#### [The task]
Output the full material exactly as it appears here.

#### [Data for this exercise]

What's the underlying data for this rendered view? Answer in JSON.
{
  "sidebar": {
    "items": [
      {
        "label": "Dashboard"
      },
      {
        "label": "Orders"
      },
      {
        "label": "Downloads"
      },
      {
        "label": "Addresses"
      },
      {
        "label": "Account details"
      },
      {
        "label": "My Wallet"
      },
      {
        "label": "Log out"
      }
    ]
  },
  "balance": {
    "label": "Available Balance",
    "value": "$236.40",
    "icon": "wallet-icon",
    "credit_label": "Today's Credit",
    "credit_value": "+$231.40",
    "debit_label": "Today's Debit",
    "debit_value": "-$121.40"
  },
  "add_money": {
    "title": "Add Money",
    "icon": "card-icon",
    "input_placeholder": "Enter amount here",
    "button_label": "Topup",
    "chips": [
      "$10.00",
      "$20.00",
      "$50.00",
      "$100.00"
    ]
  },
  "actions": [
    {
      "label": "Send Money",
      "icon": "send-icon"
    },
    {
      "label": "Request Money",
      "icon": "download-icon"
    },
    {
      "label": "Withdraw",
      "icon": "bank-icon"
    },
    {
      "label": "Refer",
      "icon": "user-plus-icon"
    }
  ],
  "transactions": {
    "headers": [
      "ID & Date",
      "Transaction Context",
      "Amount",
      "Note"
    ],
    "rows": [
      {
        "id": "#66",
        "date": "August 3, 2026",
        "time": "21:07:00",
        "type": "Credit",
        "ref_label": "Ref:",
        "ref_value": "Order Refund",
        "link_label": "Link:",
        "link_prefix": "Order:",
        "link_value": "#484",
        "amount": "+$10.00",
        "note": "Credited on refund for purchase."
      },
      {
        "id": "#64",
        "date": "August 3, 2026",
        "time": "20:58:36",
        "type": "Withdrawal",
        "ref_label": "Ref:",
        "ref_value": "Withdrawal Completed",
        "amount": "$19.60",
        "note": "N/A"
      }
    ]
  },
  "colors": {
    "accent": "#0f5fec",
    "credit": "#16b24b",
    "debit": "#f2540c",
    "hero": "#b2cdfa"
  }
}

#### [Finished exercise]
What's the underlying data for this rendered view? Answer in JSON.
{
  "sidebar": {
    "items": [
      {
        "label": "Dashboard"
      },
      {
        "label": "Orders"
      },
      {
        "label": "Downloads"
      },
      {
        "label": "Addresses"
      },
      {
        "label": "Account details"
      },
      {
        "label": "My Wallet"
      },
      {
        "label": "Log out"
      }
    ]
  },
  "balance": {
    "label": "Available Balance",
    "value": "$236.40",
    "icon": "wallet-icon",
    "credit_label": "Today's Credit",
    "credit_value": "+$231.40",
    "debit_label": "Today's Debit",
    "debit_value": "-$121.40"
  },
  "add_money": {
    "title": "Add Money",
    "icon": "card-icon",
    "input_placeholder": "Enter amount here",
    "button_label": "Topup",
    "chips": [
      "$10.00",
      "$20.00",
      "$50.00",
      "$100.00"
    ]
  },
  "actions": [
    {
      "label": "Send Money",
      "icon": "send-icon"
    },
    {
      "label": "Request Money",
      "icon": "download-icon"
    },
    {
      "label": "Withdraw",
      "icon": "bank-icon"
    },
    {
      "label": "Refer",
      "icon": "user-plus-icon"
    }
  ],
  "transactions": {
    "headers": [
      "ID & Date",
      "Transaction Context",
      "Amount",
      "Note"
    ],
    "rows": [
      {
        "id": "#66",
        "date": "August 3, 2026",
        "time": "21:07:00",
        "type": "Credit",
        "ref_label": "Ref:",
        "ref_value": "Order Refund",
        "link_label": "Link:",
        "link_prefix": "Order:",
        "link_value": "#484",
        "amount": "+$10.00",
        "note": "Credited on refund for purchase."
      },
      {
        "id": "#64",
        "date": "August 3, 2026",
        "time": "20:58:36",
        "type": "Withdrawal",
        "ref_label": "Ref:",
        "ref_value": "Withdrawal Completed",
        "amount": "$19.60",
        "note": "N/A"
      }
    ]
  },
  "colors": {
    "accent": "#0f5fec",
    "credit": "#16b24b",
    "debit": "#f2540c",
    "hero": "#b2cdfa"
  }
}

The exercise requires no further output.